AIM OF THE TASK
Show each line from the listing that includes the word "Matched".

A block of data
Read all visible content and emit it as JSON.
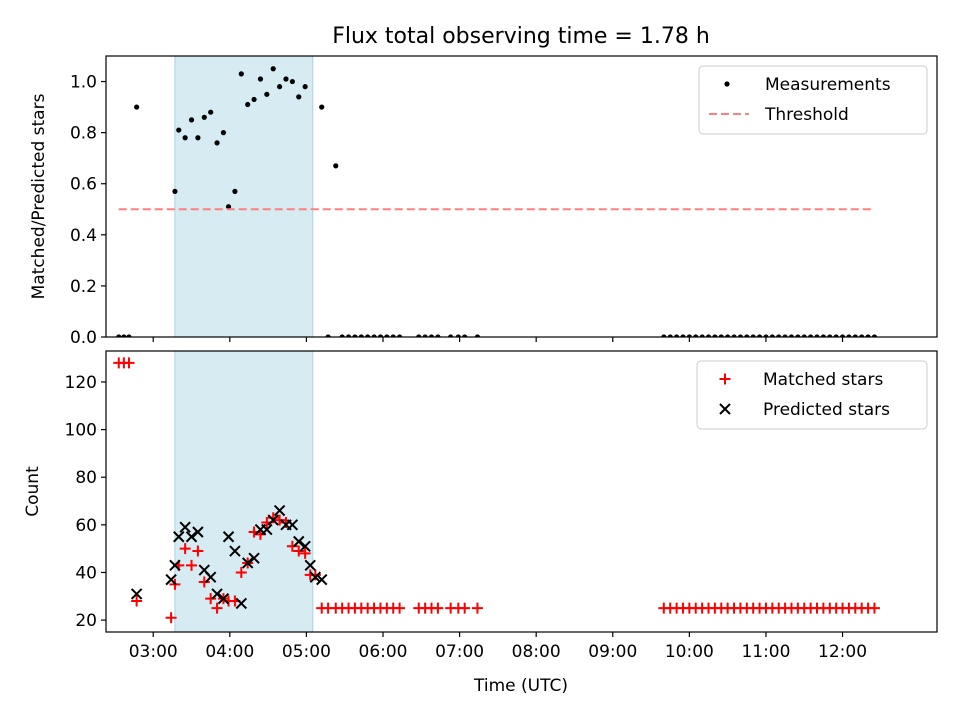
{
  "chart_data": {
    "title": "Flux total observing time = 1.78 h",
    "xlabel": "Time (UTC)",
    "xlim": [
      "02:23",
      "13:14"
    ],
    "xticks": [
      "03:00",
      "04:00",
      "05:00",
      "06:00",
      "07:00",
      "08:00",
      "09:00",
      "10:00",
      "11:00",
      "12:00"
    ],
    "shaded_span": [
      "03:17",
      "05:05"
    ],
    "panels": [
      {
        "type": "scatter",
        "ylabel": "Matched/Predicted stars",
        "ylim": [
          0,
          1.1
        ],
        "yticks": [
          "0.0",
          "0.2",
          "0.4",
          "0.6",
          "0.8",
          "1.0"
        ],
        "legend": "top-right",
        "series": [
          {
            "name": "Measurements",
            "marker": "dot",
            "color": "#000000",
            "x": [
              "02:33",
              "02:37",
              "02:41",
              "02:47",
              "03:17",
              "03:20",
              "03:25",
              "03:30",
              "03:35",
              "03:40",
              "03:45",
              "03:50",
              "03:55",
              "03:59",
              "04:04",
              "04:09",
              "04:14",
              "04:19",
              "04:24",
              "04:29",
              "04:34",
              "04:39",
              "04:44",
              "04:49",
              "04:54",
              "04:59",
              "05:12",
              "05:17",
              "05:23",
              "05:28",
              "05:33",
              "05:38",
              "05:43",
              "05:48",
              "05:53",
              "05:58",
              "06:03",
              "06:08",
              "06:13",
              "06:28",
              "06:33",
              "06:38",
              "06:43",
              "06:53",
              "06:59",
              "07:04",
              "07:14",
              "09:40",
              "09:45",
              "09:50",
              "09:55",
              "10:00",
              "10:05",
              "10:10",
              "10:15",
              "10:20",
              "10:25",
              "10:30",
              "10:35",
              "10:40",
              "10:45",
              "10:50",
              "10:55",
              "11:00",
              "11:05",
              "11:10",
              "11:15",
              "11:20",
              "11:25",
              "11:30",
              "11:35",
              "11:40",
              "11:45",
              "11:50",
              "11:55",
              "12:00",
              "12:05",
              "12:10",
              "12:15",
              "12:20",
              "12:25"
            ],
            "y": [
              0,
              0,
              0,
              0.9,
              0.57,
              0.81,
              0.78,
              0.85,
              0.78,
              0.86,
              0.88,
              0.76,
              0.8,
              0.51,
              0.57,
              1.03,
              0.91,
              0.93,
              1.01,
              0.95,
              1.05,
              0.98,
              1.01,
              1.0,
              0.94,
              0.98,
              0.9,
              0,
              0.67,
              0,
              0,
              0,
              0,
              0,
              0,
              0,
              0,
              0,
              0,
              0,
              0,
              0,
              0,
              0,
              0,
              0,
              0,
              0,
              0,
              0,
              0,
              0,
              0,
              0,
              0,
              0,
              0,
              0,
              0,
              0,
              0,
              0,
              0,
              0,
              0,
              0,
              0,
              0,
              0,
              0,
              0,
              0,
              0,
              0,
              0,
              0,
              0,
              0,
              0,
              0,
              0
            ]
          },
          {
            "name": "Threshold",
            "type": "line",
            "style": "dashed",
            "color": "#ff7f7f",
            "x": [
              "02:33",
              "12:25"
            ],
            "y": [
              0.5,
              0.5
            ]
          }
        ]
      },
      {
        "type": "scatter",
        "ylabel": "Count",
        "ylim": [
          15,
          133
        ],
        "yticks": [
          "20",
          "40",
          "60",
          "80",
          "100",
          "120"
        ],
        "legend": "top-right",
        "series": [
          {
            "name": "Matched stars",
            "marker": "plus",
            "color": "#ff0000",
            "x": [
              "02:33",
              "02:37",
              "02:41",
              "02:47",
              "03:14",
              "03:17",
              "03:20",
              "03:25",
              "03:30",
              "03:35",
              "03:40",
              "03:45",
              "03:50",
              "03:55",
              "03:59",
              "04:04",
              "04:09",
              "04:14",
              "04:19",
              "04:24",
              "04:29",
              "04:34",
              "04:39",
              "04:44",
              "04:49",
              "04:54",
              "04:59",
              "05:03",
              "05:07",
              "05:12",
              "05:17",
              "05:23",
              "05:28",
              "05:33",
              "05:38",
              "05:43",
              "05:48",
              "05:53",
              "05:58",
              "06:03",
              "06:08",
              "06:13",
              "06:28",
              "06:33",
              "06:38",
              "06:43",
              "06:53",
              "06:59",
              "07:04",
              "07:14",
              "09:40",
              "09:45",
              "09:50",
              "09:55",
              "10:00",
              "10:05",
              "10:10",
              "10:15",
              "10:20",
              "10:25",
              "10:30",
              "10:35",
              "10:40",
              "10:45",
              "10:50",
              "10:55",
              "11:00",
              "11:05",
              "11:10",
              "11:15",
              "11:20",
              "11:25",
              "11:30",
              "11:35",
              "11:40",
              "11:45",
              "11:50",
              "11:55",
              "12:00",
              "12:05",
              "12:10",
              "12:15",
              "12:20",
              "12:25"
            ],
            "y": [
              128,
              128,
              128,
              28,
              21,
              35,
              43,
              50,
              43,
              49,
              36,
              29,
              25,
              29,
              28,
              28,
              40,
              44,
              57,
              56,
              61,
              63,
              62,
              61,
              51,
              49,
              48,
              39,
              39,
              25,
              25,
              25,
              25,
              25,
              25,
              25,
              25,
              25,
              25,
              25,
              25,
              25,
              25,
              25,
              25,
              25,
              25,
              25,
              25,
              25,
              25,
              25,
              25,
              25,
              25,
              25,
              25,
              25,
              25,
              25,
              25,
              25,
              25,
              25,
              25,
              25,
              25,
              25,
              25,
              25,
              25,
              25,
              25,
              25,
              25,
              25,
              25,
              25,
              25,
              25,
              25,
              25,
              25,
              25
            ]
          },
          {
            "name": "Predicted stars",
            "marker": "x",
            "color": "#000000",
            "x": [
              "02:47",
              "03:14",
              "03:17",
              "03:20",
              "03:25",
              "03:30",
              "03:35",
              "03:40",
              "03:45",
              "03:50",
              "03:55",
              "03:59",
              "04:04",
              "04:09",
              "04:14",
              "04:19",
              "04:24",
              "04:29",
              "04:34",
              "04:39",
              "04:44",
              "04:49",
              "04:54",
              "04:59",
              "05:03",
              "05:07",
              "05:12"
            ],
            "y": [
              31,
              37,
              43,
              55,
              59,
              55,
              57,
              41,
              38,
              31,
              29,
              55,
              49,
              27,
              44,
              46,
              58,
              58,
              62,
              66,
              60,
              60,
              53,
              51,
              43,
              38,
              37
            ]
          }
        ]
      }
    ]
  }
}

FINISHED EXERCISE
        "ylabel": "Matched/Predicted stars",
            "name": "Matched stars",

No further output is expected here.